EXTRACTED RECORDS:
○ ○ ○ ○ ○ ○ ○
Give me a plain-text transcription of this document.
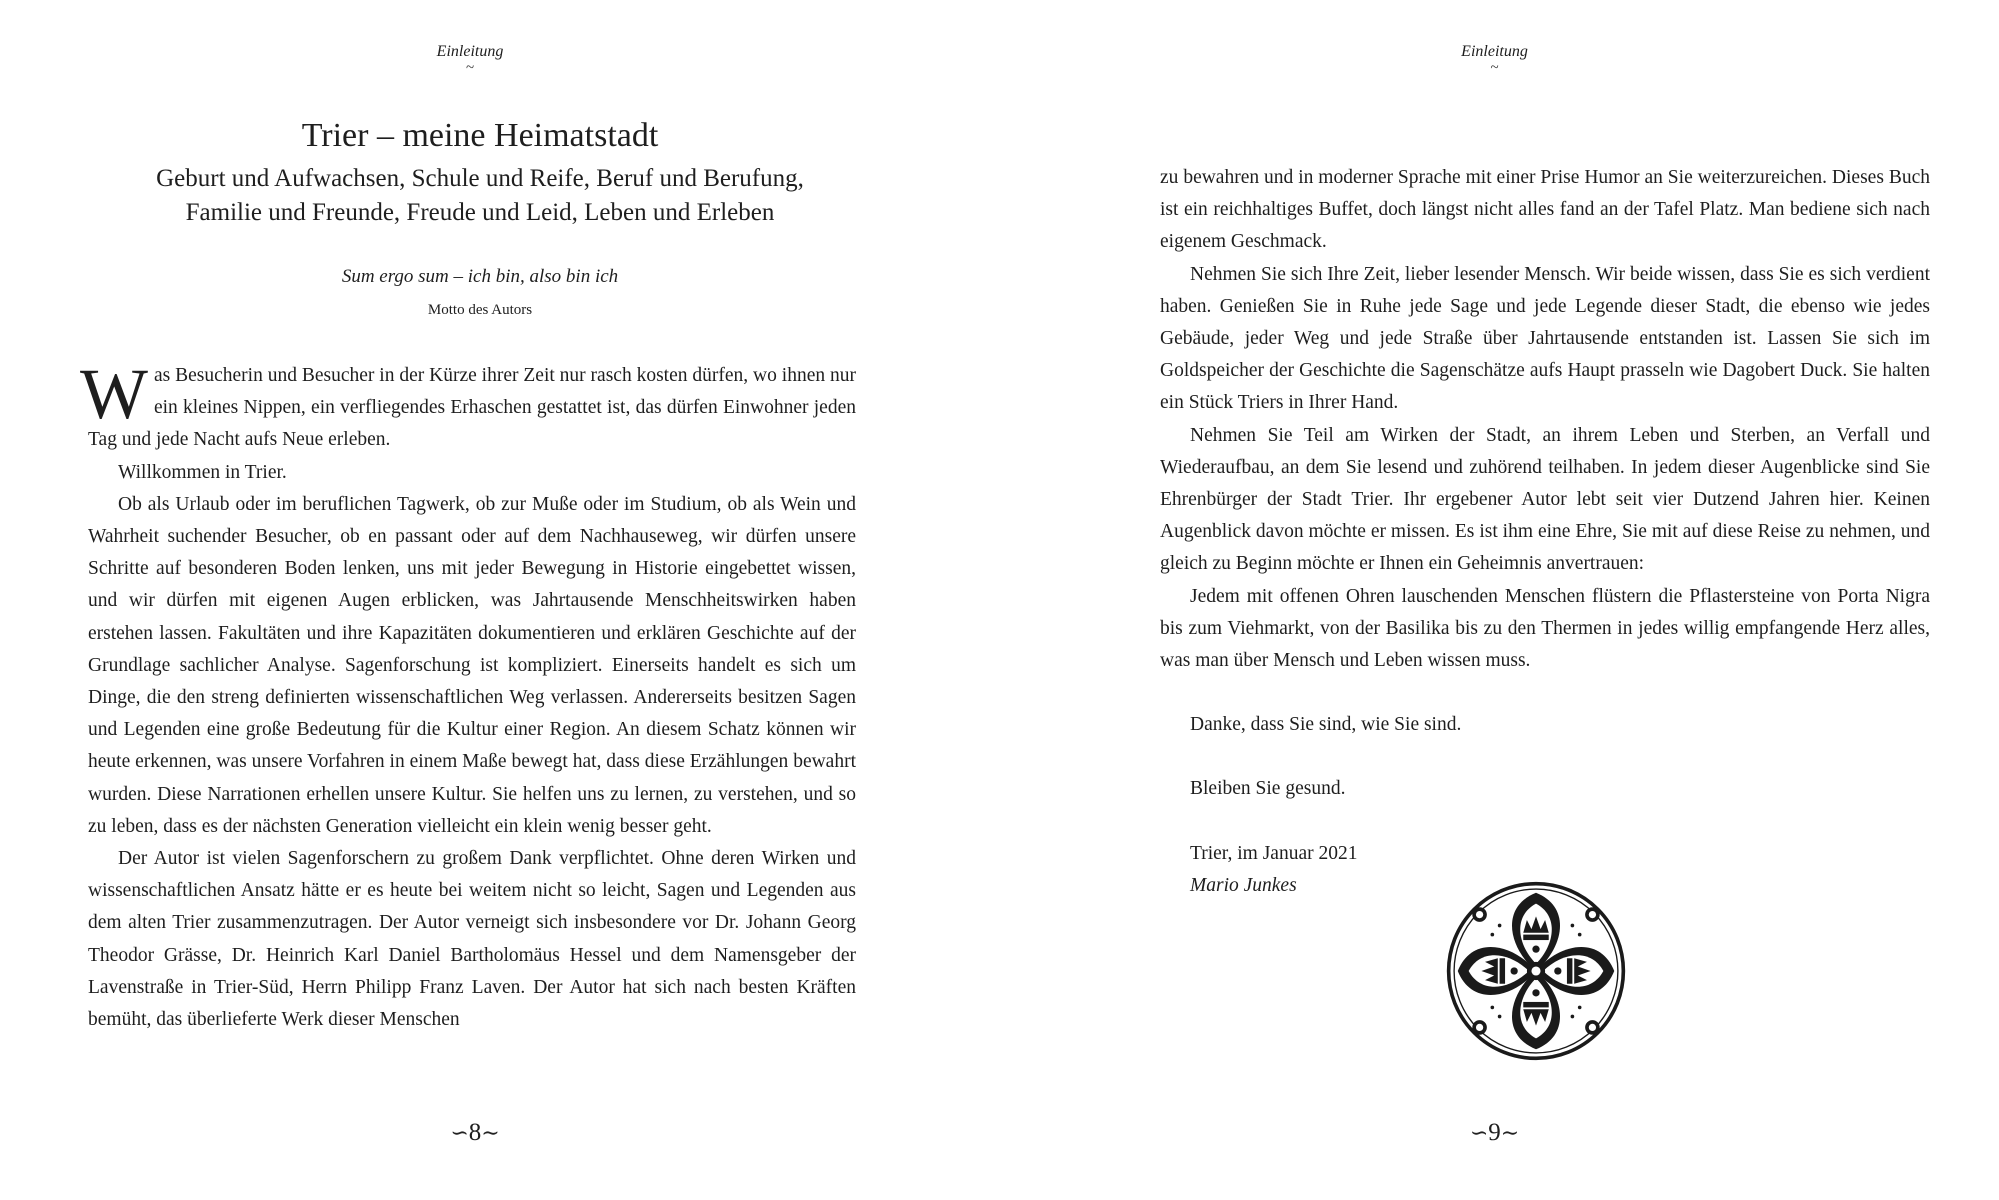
Einleitung
~
Trier – meine Heimatstadt
Geburt und Aufwachsen, Schule und Reife, Beruf und Berufung,
Familie und Freunde, Freude und Leid, Leben und Erleben
Sum ergo sum – ich bin, also bin ich
Motto des Autors

Was Besucherin und Besucher in der Kürze ihrer Zeit nur rasch kosten dürfen, wo ihnen nur ein kleines Nippen, ein verfliegendes Erhaschen gestattet ist, das dürfen Einwohner jeden Tag und jede Nacht aufs Neue erleben.

Willkommen in Trier.

Ob als Urlaub oder im beruflichen Tagwerk, ob zur Muße oder im Studium, ob als Wein und Wahrheit suchender Besucher, ob en passant oder auf dem Nachhauseweg, wir dürfen unsere Schritte auf besonderen Boden lenken, uns mit jeder Bewegung in Historie eingebettet wissen, und wir dürfen mit eigenen Augen erblicken, was Jahrtausende Menschheitswirken haben erstehen lassen. Fakultäten und ihre Kapazitäten dokumentieren und erklären Geschichte auf der Grundlage sachlicher Analyse. Sagenforschung ist kompliziert. Einerseits handelt es sich um Dinge, die den streng definierten wissenschaftlichen Weg verlassen. Andererseits besitzen Sagen und Legenden eine große Bedeutung für die Kultur einer Region. An diesem Schatz können wir heute erkennen, was unsere Vorfahren in einem Maße bewegt hat, dass diese Erzählungen bewahrt wurden. Diese Narrationen erhellen unsere Kultur. Sie helfen uns zu lernen, zu verstehen, und so zu leben, dass es der nächsten Generation vielleicht ein klein wenig besser geht.

Der Autor ist vielen Sagenforschern zu großem Dank verpflichtet. Ohne deren Wirken und wissenschaftlichen Ansatz hätte er es heute bei weitem nicht so leicht, Sagen und Legenden aus dem alten Trier zusammenzutragen. Der Autor verneigt sich insbesondere vor Dr. Johann Georg Theodor Grässe, Dr. Heinrich Karl Daniel Bartholomäus Hessel und dem Namensgeber der Lavenstraße in Trier-Süd, Herrn Philipp Franz Laven. Der Autor hat sich nach besten Kräften bemüht, das überlieferte Werk dieser Menschen

∽8∼
Einleitung
~

zu bewahren und in moderner Sprache mit einer Prise Humor an Sie weiterzureichen. Dieses Buch ist ein reichhaltiges Buffet, doch längst nicht alles fand an der Tafel Platz. Man bediene sich nach eigenem Geschmack.

Nehmen Sie sich Ihre Zeit, lieber lesender Mensch. Wir beide wissen, dass Sie es sich verdient haben. Genießen Sie in Ruhe jede Sage und jede Legende dieser Stadt, die ebenso wie jedes Gebäude, jeder Weg und jede Straße über Jahrtausende entstanden ist. Lassen Sie sich im Goldspeicher der Geschichte die Sagenschätze aufs Haupt prasseln wie Dagobert Duck. Sie halten ein Stück Triers in Ihrer Hand.

Nehmen Sie Teil am Wirken der Stadt, an ihrem Leben und Sterben, an Verfall und Wiederaufbau, an dem Sie lesend und zuhörend teilhaben. In jedem dieser Augenblicke sind Sie Ehrenbürger der Stadt Trier. Ihr ergebener Autor lebt seit vier Dutzend Jahren hier. Keinen Augenblick davon möchte er missen. Es ist ihm eine Ehre, Sie mit auf diese Reise zu nehmen, und gleich zu Beginn möchte er Ihnen ein Geheimnis anvertrauen:

Jedem mit offenen Ohren lauschenden Menschen flüstern die Pflastersteine von Porta Nigra bis zum Viehmarkt, von der Basilika bis zu den Thermen in jedes willig empfangende Herz alles, was man über Mensch und Leben wissen muss.

Danke, dass Sie sind, wie Sie sind.

Bleiben Sie gesund.

Trier, im Januar 2021

Mario Junkes

∽9∼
○ ○ ○ ○ ○ ○ ○
TASK TO COMPLETE: Write the entries above out again exactly, but not the pictures.

COMPLETED EXERCISE:
Give me a plain-text transcription of this document.
Einleitung
~
Trier – meine Heimatstadt
Geburt und Aufwachsen, Schule und Reife, Beruf und Berufung,
Familie und Freunde, Freude und Leid, Leben und Erleben
Sum ergo sum – ich bin, also bin ich
Motto des Autors

Was Besucherin und Besucher in der Kürze ihrer Zeit nur rasch kosten dürfen, wo ihnen nur ein kleines Nippen, ein verfliegendes Erhaschen gestattet ist, das dürfen Einwohner jeden Tag und jede Nacht aufs Neue erleben.

Willkommen in Trier.

Ob als Urlaub oder im beruflichen Tagwerk, ob zur Muße oder im Studium, ob als Wein und Wahrheit suchender Besucher, ob en passant oder auf dem Nachhauseweg, wir dürfen unsere Schritte auf besonderen Boden lenken, uns mit jeder Bewegung in Historie eingebettet wissen, und wir dürfen mit eigenen Augen erblicken, was Jahrtausende Menschheitswirken haben erstehen lassen. Fakultäten und ihre Kapazitäten dokumentieren und erklären Geschichte auf der Grundlage sachlicher Analyse. Sagenforschung ist kompliziert. Einerseits handelt es sich um Dinge, die den streng definierten wissenschaftlichen Weg verlassen. Andererseits besitzen Sagen und Legenden eine große Bedeutung für die Kultur einer Region. An diesem Schatz können wir heute erkennen, was unsere Vorfahren in einem Maße bewegt hat, dass diese Erzählungen bewahrt wurden. Diese Narrationen erhellen unsere Kultur. Sie helfen uns zu lernen, zu verstehen, und so zu leben, dass es der nächsten Generation vielleicht ein klein wenig besser geht.

Der Autor ist vielen Sagenforschern zu großem Dank verpflichtet. Ohne deren Wirken und wissenschaftlichen Ansatz hätte er es heute bei weitem nicht so leicht, Sagen und Legenden aus dem alten Trier zusammenzutragen. Der Autor verneigt sich insbesondere vor Dr. Johann Georg Theodor Grässe, Dr. Heinrich Karl Daniel Bartholomäus Hessel und dem Namensgeber der Lavenstraße in Trier-Süd, Herrn Philipp Franz Laven. Der Autor hat sich nach besten Kräften bemüht, das überlieferte Werk dieser Menschen

∽8∼
Einleitung
~

zu bewahren und in moderner Sprache mit einer Prise Humor an Sie weiterzureichen. Dieses Buch ist ein reichhaltiges Buffet, doch längst nicht alles fand an der Tafel Platz. Man bediene sich nach eigenem Geschmack.

Nehmen Sie sich Ihre Zeit, lieber lesender Mensch. Wir beide wissen, dass Sie es sich verdient haben. Genießen Sie in Ruhe jede Sage und jede Legende dieser Stadt, die ebenso wie jedes Gebäude, jeder Weg und jede Straße über Jahrtausende entstanden ist. Lassen Sie sich im Goldspeicher der Geschichte die Sagenschätze aufs Haupt prasseln wie Dagobert Duck. Sie halten ein Stück Triers in Ihrer Hand.

Nehmen Sie Teil am Wirken der Stadt, an ihrem Leben und Sterben, an Verfall und Wiederaufbau, an dem Sie lesend und zuhörend teilhaben. In jedem dieser Augenblicke sind Sie Ehrenbürger der Stadt Trier. Ihr ergebener Autor lebt seit vier Dutzend Jahren hier. Keinen Augenblick davon möchte er missen. Es ist ihm eine Ehre, Sie mit auf diese Reise zu nehmen, und gleich zu Beginn möchte er Ihnen ein Geheimnis anvertrauen:

Jedem mit offenen Ohren lauschenden Menschen flüstern die Pflastersteine von Porta Nigra bis zum Viehmarkt, von der Basilika bis zu den Thermen in jedes willig empfangende Herz alles, was man über Mensch und Leben wissen muss.

Danke, dass Sie sind, wie Sie sind.

Bleiben Sie gesund.

Trier, im Januar 2021

Mario Junkes

∽9∼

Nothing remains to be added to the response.